### Aim of the task
Your task is to copy every line of this material exactly.

## begin Dataset excerpts

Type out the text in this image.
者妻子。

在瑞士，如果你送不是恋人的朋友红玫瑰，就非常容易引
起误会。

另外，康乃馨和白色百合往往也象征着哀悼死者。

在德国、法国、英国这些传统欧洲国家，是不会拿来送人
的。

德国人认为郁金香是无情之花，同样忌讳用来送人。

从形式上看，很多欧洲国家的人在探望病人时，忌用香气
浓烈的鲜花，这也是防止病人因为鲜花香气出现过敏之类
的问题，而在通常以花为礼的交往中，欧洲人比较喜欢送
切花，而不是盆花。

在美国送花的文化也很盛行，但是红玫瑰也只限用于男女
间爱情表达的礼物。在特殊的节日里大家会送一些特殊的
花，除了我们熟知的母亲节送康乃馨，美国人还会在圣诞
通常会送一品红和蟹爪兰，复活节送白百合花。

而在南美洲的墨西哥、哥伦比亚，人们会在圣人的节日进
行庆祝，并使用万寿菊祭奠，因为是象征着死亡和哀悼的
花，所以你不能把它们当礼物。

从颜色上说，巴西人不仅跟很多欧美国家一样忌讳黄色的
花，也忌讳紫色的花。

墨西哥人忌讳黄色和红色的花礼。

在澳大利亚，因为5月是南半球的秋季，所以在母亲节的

## end Dataset excerpts

### Correct response
Type out the text in this image.
者妻子。

在瑞士，如果你送不是恋人的朋友红玫瑰，就非常容易引
起误会。

另外，康乃馨和白色百合往往也象征着哀悼死者。

在德国、法国、英国这些传统欧洲国家，是不会拿来送人
的。

德国人认为郁金香是无情之花，同样忌讳用来送人。

从形式上看，很多欧洲国家的人在探望病人时，忌用香气
浓烈的鲜花，这也是防止病人因为鲜花香气出现过敏之类
的问题，而在通常以花为礼的交往中，欧洲人比较喜欢送
切花，而不是盆花。

在美国送花的文化也很盛行，但是红玫瑰也只限用于男女
间爱情表达的礼物。在特殊的节日里大家会送一些特殊的
花，除了我们熟知的母亲节送康乃馨，美国人还会在圣诞
通常会送一品红和蟹爪兰，复活节送白百合花。

而在南美洲的墨西哥、哥伦比亚，人们会在圣人的节日进
行庆祝，并使用万寿菊祭奠，因为是象征着死亡和哀悼的
花，所以你不能把它们当礼物。

从颜色上说，巴西人不仅跟很多欧美国家一样忌讳黄色的
花，也忌讳紫色的花。

墨西哥人忌讳黄色和红色的花礼。

在澳大利亚，因为5月是南半球的秋季，所以在母亲节的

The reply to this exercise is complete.